#### PROBLEM SET:
• a. Reproduce a passage of the Klahoose lodge article verbatim, starting at "I looked at" and ending at "we will, too.".
• b. Extend the Klahoose lodge article, picking up right after its last sentence.

#### TEXT BLOCK:
******

Meet Bears in the Wild at this Luxe, Indigenous-Owned Resort

The dock at Klahoose Wilderness Lodge, British Columbia, Canada

On British Columbia’s sunshine coast, an indigenous-owned wilderness lodge lets visitors experience where the bears, orcas and seals roam free.

After 18 months in my Brighton living room, I’m on the other side of the world staring directly into the dark, glassy eyes of a large seal. The locals call her Sheila.

Sheila the seal, Canada

When I left my cabin before sunrise there were 20 or more of Sheila’s pals lying around the large floating dock. But every time my boots hit the dewy grass, a seal slipped into the water, diving one after the other like synchronised swimmers in sequence. When it was Sheila’s turn, she glanced in my direction, exhaled loudly into her long white whiskers, put her fins on her belly and stayed put.

I looked at her as if to say, “Are you as overwhelmed as I am?”

“Sheila’s older than the others so she’s used to us now,” says Randy, a member of the Klahoose First Nation who works as a cultural interpreter at Klahoose Wilderness Resort. We’re sipping coffees on the lodge’s deck, the sun beaming above the peaks and cloud cover, its sparkles dancing on the ripples of the water and our mugs. Sheila’s gone for breakfast and soon we will, too.

******

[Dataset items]
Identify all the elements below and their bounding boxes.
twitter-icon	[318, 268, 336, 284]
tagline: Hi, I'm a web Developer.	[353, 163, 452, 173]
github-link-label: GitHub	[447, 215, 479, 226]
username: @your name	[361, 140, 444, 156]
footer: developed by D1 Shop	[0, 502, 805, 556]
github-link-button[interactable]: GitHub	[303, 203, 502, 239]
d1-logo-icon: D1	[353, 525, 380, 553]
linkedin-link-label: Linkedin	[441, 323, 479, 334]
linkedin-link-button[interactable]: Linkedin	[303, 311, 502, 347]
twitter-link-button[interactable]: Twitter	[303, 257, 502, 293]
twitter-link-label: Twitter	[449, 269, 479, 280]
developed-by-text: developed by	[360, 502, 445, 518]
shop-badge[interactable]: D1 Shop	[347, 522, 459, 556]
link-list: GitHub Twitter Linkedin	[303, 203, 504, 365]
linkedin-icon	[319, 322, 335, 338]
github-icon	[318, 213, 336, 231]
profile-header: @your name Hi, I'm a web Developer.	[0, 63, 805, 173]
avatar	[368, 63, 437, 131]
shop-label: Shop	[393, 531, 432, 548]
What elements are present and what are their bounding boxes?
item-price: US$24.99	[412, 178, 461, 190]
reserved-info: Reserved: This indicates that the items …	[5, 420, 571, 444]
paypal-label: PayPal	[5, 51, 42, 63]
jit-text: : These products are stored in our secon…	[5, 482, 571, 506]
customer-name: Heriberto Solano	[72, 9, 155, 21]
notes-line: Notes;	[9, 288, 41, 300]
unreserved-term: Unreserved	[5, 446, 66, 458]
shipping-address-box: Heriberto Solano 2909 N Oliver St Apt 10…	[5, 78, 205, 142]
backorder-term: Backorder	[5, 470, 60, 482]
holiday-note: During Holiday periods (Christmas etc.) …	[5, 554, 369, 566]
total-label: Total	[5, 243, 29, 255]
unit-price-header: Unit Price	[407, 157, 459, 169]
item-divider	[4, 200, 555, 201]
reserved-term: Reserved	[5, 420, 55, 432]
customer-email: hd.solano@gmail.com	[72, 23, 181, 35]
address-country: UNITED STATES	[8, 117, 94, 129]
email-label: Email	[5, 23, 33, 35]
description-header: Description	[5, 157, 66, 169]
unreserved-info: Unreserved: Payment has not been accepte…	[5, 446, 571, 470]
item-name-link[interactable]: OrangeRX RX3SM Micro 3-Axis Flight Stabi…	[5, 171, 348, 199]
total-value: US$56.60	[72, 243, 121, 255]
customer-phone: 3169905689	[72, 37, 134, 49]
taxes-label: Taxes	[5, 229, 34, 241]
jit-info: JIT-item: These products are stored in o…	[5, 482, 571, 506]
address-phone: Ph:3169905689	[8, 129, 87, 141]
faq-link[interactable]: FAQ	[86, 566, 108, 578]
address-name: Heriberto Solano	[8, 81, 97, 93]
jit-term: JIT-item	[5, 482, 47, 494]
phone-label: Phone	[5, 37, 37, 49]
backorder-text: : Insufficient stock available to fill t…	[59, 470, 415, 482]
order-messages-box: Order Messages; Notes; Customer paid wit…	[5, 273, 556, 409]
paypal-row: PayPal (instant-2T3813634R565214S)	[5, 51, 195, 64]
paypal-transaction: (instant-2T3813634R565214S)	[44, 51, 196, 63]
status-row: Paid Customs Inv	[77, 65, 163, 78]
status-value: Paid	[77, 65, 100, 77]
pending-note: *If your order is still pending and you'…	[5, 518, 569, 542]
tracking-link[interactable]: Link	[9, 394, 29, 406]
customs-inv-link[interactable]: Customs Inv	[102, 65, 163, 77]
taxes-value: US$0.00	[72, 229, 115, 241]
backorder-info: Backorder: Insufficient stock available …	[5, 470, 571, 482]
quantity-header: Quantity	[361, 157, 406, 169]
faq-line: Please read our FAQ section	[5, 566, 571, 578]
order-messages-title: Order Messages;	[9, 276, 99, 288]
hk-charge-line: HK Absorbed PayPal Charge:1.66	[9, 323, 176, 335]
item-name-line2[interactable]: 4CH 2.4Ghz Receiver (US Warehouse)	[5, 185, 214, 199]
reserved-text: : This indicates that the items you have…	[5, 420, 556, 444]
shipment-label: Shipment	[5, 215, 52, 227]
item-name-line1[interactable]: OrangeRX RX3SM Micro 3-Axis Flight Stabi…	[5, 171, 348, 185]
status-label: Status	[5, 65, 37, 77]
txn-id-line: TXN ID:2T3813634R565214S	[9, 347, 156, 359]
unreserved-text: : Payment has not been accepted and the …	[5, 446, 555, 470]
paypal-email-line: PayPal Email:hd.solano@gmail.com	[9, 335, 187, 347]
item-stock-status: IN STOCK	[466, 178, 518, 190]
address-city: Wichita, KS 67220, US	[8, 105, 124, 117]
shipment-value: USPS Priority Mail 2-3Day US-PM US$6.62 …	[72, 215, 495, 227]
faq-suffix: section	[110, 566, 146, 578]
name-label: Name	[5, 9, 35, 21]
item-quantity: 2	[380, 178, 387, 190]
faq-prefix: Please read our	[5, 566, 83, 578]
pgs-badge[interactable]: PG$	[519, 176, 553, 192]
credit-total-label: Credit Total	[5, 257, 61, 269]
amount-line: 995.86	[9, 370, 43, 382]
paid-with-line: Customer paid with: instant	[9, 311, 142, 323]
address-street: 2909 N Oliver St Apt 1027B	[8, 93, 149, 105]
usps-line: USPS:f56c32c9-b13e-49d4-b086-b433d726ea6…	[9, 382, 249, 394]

******

#### ANSWERS IN ORDER:
• a.
I looked at her as if to say, “Are you as overwhelmed as I am?”

“Sheila’s older than the others so she’s used to us now,” says Randy, a member of the Klahoose First Nation who works as a cultural interpreter at Klahoose Wilderness Resort. We’re sipping coffees on the lodge’s deck, the sun beaming above the peaks and cloud cover, its sparkles dancing on the ripples of the water and our mugs. Sheila’s gone for breakfast and soon we will, too.

• b.
It’s a dreamlike start to my first morning at the newly reopened property nestled between the foothills of a steep mountain and the shores of Homfray Channel, about 160 kilometres north of Vancouver. It originally opened in 2008 and was purchased by the Klahoose First Nation’s Economic Development Corporation in 2020. Since then it’s been almost entirely staffed by traditional landowners from the region.

When we arrived, Randy welcomed our group with a song in the Salish language, singing softly, a cappella, while beating a painted hide drum. A sign above the door reads ʔi:mot tətᶿ kʷənome, meaning “it’s good to see you” in Salish, which is spoken in variations by communities across North America’s Pacific Northwest.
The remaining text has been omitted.